Figure collection entries
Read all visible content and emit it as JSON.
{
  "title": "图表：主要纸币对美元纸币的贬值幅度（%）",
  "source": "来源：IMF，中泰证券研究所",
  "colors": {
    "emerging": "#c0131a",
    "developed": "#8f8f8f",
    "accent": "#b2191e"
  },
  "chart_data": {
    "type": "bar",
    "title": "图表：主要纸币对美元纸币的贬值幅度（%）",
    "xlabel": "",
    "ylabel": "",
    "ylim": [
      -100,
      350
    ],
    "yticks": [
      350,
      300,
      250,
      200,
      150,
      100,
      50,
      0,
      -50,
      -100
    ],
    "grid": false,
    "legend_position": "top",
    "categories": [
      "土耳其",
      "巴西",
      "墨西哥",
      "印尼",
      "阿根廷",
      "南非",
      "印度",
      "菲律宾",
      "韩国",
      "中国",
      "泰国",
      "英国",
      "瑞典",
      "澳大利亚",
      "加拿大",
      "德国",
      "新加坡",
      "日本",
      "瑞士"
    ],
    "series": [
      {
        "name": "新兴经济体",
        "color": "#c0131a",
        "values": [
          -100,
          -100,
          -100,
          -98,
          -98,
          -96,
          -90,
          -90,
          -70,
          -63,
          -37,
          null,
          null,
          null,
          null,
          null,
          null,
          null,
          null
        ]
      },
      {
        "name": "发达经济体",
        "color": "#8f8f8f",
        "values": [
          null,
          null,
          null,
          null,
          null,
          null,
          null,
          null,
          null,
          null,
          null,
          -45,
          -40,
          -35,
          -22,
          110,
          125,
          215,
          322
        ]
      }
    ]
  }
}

### Work required:
Locate all lines in the listing above with the word "主要纸币对美元纸币的贬值幅度". Copy them.

### The output:
  "title": "图表：主要纸币对美元纸币的贬值幅度（%）",
    "title": "图表：主要纸币对美元纸币的贬值幅度（%）",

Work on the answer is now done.